Each record needs to be echoed exactly; can you do that?
#### DATA TO PROCESS ####
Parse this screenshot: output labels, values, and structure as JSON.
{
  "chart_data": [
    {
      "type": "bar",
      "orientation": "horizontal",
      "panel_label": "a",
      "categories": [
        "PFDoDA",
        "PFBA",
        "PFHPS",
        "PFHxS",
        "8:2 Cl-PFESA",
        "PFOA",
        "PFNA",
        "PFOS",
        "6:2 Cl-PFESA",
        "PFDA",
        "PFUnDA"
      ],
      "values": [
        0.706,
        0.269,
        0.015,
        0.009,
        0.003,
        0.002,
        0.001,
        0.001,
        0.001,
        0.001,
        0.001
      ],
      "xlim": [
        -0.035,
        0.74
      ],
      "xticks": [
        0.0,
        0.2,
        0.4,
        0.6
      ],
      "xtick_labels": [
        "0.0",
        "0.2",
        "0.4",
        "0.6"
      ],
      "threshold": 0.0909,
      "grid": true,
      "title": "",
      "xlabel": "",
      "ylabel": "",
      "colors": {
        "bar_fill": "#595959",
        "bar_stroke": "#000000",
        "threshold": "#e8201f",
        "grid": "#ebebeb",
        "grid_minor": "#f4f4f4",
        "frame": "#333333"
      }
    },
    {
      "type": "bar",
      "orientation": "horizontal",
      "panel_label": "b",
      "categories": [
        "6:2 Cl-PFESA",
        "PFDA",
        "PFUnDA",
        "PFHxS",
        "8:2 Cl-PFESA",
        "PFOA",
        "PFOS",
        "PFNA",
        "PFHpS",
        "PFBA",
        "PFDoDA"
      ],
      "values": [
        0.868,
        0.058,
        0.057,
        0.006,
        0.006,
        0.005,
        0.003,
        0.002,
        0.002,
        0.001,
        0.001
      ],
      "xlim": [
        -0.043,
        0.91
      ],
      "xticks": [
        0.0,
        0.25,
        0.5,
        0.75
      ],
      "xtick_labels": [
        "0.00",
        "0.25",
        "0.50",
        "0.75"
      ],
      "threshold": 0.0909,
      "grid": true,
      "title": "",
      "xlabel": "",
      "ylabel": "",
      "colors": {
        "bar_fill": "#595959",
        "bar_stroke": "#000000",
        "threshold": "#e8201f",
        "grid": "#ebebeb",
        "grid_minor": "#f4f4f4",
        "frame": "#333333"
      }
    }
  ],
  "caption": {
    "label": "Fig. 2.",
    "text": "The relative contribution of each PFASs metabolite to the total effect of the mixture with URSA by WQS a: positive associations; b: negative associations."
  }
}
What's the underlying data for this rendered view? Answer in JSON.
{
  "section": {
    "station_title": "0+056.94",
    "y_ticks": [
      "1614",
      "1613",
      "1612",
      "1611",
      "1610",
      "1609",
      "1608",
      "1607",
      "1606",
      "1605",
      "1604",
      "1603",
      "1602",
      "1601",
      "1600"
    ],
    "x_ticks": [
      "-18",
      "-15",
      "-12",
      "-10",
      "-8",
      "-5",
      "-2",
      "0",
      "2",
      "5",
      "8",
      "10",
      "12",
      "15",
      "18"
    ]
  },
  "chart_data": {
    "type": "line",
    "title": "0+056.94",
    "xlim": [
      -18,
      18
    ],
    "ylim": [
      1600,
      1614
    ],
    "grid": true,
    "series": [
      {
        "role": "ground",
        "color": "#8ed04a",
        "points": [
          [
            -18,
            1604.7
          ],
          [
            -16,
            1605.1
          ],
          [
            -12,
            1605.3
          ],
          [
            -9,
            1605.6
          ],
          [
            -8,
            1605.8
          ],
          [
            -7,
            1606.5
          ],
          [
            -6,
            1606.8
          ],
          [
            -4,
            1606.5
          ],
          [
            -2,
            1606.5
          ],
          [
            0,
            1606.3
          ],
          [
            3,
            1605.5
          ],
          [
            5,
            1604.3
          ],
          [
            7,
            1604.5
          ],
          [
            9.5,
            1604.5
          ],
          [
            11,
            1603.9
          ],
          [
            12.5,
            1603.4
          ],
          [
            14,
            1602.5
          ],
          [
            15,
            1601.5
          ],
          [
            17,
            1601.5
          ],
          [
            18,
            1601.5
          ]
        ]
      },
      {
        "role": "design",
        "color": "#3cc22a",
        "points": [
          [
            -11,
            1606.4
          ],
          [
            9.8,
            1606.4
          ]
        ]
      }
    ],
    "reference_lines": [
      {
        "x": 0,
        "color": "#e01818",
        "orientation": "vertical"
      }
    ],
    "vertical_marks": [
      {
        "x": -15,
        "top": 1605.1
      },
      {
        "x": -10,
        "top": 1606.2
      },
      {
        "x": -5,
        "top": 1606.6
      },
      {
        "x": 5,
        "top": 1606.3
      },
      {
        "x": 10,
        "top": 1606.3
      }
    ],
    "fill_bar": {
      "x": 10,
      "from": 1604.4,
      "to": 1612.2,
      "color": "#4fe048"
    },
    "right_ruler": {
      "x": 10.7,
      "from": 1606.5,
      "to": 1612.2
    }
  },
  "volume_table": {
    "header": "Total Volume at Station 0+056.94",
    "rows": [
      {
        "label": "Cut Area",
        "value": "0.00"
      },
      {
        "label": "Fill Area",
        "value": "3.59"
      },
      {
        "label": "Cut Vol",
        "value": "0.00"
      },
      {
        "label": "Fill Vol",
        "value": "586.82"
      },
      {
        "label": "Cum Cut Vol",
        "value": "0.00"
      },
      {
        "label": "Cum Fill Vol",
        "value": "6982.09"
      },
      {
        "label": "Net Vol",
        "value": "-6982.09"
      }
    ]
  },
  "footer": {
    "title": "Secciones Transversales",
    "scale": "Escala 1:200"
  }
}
####
◆ ANSWER TO THIS PROBLEM ◆
Parse this screenshot: output labels, values, and structure as JSON.
{
  "chart_data": [
    {
      "type": "bar",
      "orientation": "horizontal",
      "panel_label": "a",
      "categories": [
        "PFDoDA",
        "PFBA",
        "PFHPS",
        "PFHxS",
        "8:2 Cl-PFESA",
        "PFOA",
        "PFNA",
        "PFOS",
        "6:2 Cl-PFESA",
        "PFDA",
        "PFUnDA"
      ],
      "values": [
        0.706,
        0.269,
        0.015,
        0.009,
        0.003,
        0.002,
        0.001,
        0.001,
        0.001,
        0.001,
        0.001
      ],
      "xlim": [
        -0.035,
        0.74
      ],
      "xticks": [
        0.0,
        0.2,
        0.4,
        0.6
      ],
      "xtick_labels": [
        "0.0",
        "0.2",
        "0.4",
        "0.6"
      ],
      "threshold": 0.0909,
      "grid": true,
      "title": "",
      "xlabel": "",
      "ylabel": "",
      "colors": {
        "bar_fill": "#595959",
        "bar_stroke": "#000000",
        "threshold": "#e8201f",
        "grid": "#ebebeb",
        "grid_minor": "#f4f4f4",
        "frame": "#333333"
      }
    },
    {
      "type": "bar",
      "orientation": "horizontal",
      "panel_label": "b",
      "categories": [
        "6:2 Cl-PFESA",
        "PFDA",
        "PFUnDA",
        "PFHxS",
        "8:2 Cl-PFESA",
        "PFOA",
        "PFOS",
        "PFNA",
        "PFHpS",
        "PFBA",
        "PFDoDA"
      ],
      "values": [
        0.868,
        0.058,
        0.057,
        0.006,
        0.006,
        0.005,
        0.003,
        0.002,
        0.002,
        0.001,
        0.001
      ],
      "xlim": [
        -0.043,
        0.91
      ],
      "xticks": [
        0.0,
        0.25,
        0.5,
        0.75
      ],
      "xtick_labels": [
        "0.00",
        "0.25",
        "0.50",
        "0.75"
      ],
      "threshold": 0.0909,
      "grid": true,
      "title": "",
      "xlabel": "",
      "ylabel": "",
      "colors": {
        "bar_fill": "#595959",
        "bar_stroke": "#000000",
        "threshold": "#e8201f",
        "grid": "#ebebeb",
        "grid_minor": "#f4f4f4",
        "frame": "#333333"
      }
    }
  ],
  "caption": {
    "label": "Fig. 2.",
    "text": "The relative contribution of each PFASs metabolite to the total effect of the mixture with URSA by WQS a: positive associations; b: negative associations."
  }
}
What's the underlying data for this rendered view? Answer in JSON.
{
  "section": {
    "station_title": "0+056.94",
    "y_ticks": [
      "1614",
      "1613",
      "1612",
      "1611",
      "1610",
      "1609",
      "1608",
      "1607",
      "1606",
      "1605",
      "1604",
      "1603",
      "1602",
      "1601",
      "1600"
    ],
    "x_ticks": [
      "-18",
      "-15",
      "-12",
      "-10",
      "-8",
      "-5",
      "-2",
      "0",
      "2",
      "5",
      "8",
      "10",
      "12",
      "15",
      "18"
    ]
  },
  "chart_data": {
    "type": "line",
    "title": "0+056.94",
    "xlim": [
      -18,
      18
    ],
    "ylim": [
      1600,
      1614
    ],
    "grid": true,
    "series": [
      {
        "role": "ground",
        "color": "#8ed04a",
        "points": [
          [
            -18,
            1604.7
          ],
          [
            -16,
            1605.1
          ],
          [
            -12,
            1605.3
          ],
          [
            -9,
            1605.6
          ],
          [
            -8,
            1605.8
          ],
          [
            -7,
            1606.5
          ],
          [
            -6,
            1606.8
          ],
          [
            -4,
            1606.5
          ],
          [
            -2,
            1606.5
          ],
          [
            0,
            1606.3
          ],
          [
            3,
            1605.5
          ],
          [
            5,
            1604.3
          ],
          [
            7,
            1604.5
          ],
          [
            9.5,
            1604.5
          ],
          [
            11,
            1603.9
          ],
          [
            12.5,
            1603.4
          ],
          [
            14,
            1602.5
          ],
          [
            15,
            1601.5
          ],
          [
            17,
            1601.5
          ],
          [
            18,
            1601.5
          ]
        ]
      },
      {
        "role": "design",
        "color": "#3cc22a",
        "points": [
          [
            -11,
            1606.4
          ],
          [
            9.8,
            1606.4
          ]
        ]
      }
    ],
    "reference_lines": [
      {
        "x": 0,
        "color": "#e01818",
        "orientation": "vertical"
      }
    ],
    "vertical_marks": [
      {
        "x": -15,
        "top": 1605.1
      },
      {
        "x": -10,
        "top": 1606.2
      },
      {
        "x": -5,
        "top": 1606.6
      },
      {
        "x": 5,
        "top": 1606.3
      },
      {
        "x": 10,
        "top": 1606.3
      }
    ],
    "fill_bar": {
      "x": 10,
      "from": 1604.4,
      "to": 1612.2,
      "color": "#4fe048"
    },
    "right_ruler": {
      "x": 10.7,
      "from": 1606.5,
      "to": 1612.2
    }
  },
  "volume_table": {
    "header": "Total Volume at Station 0+056.94",
    "rows": [
      {
        "label": "Cut Area",
        "value": "0.00"
      },
      {
        "label": "Fill Area",
        "value": "3.59"
      },
      {
        "label": "Cut Vol",
        "value": "0.00"
      },
      {
        "label": "Fill Vol",
        "value": "586.82"
      },
      {
        "label": "Cum Cut Vol",
        "value": "0.00"
      },
      {
        "label": "Cum Fill Vol",
        "value": "6982.09"
      },
      {
        "label": "Net Vol",
        "value": "-6982.09"
      }
    ]
  },
  "footer": {
    "title": "Secciones Transversales",
    "scale": "Escala 1:200"
  }
}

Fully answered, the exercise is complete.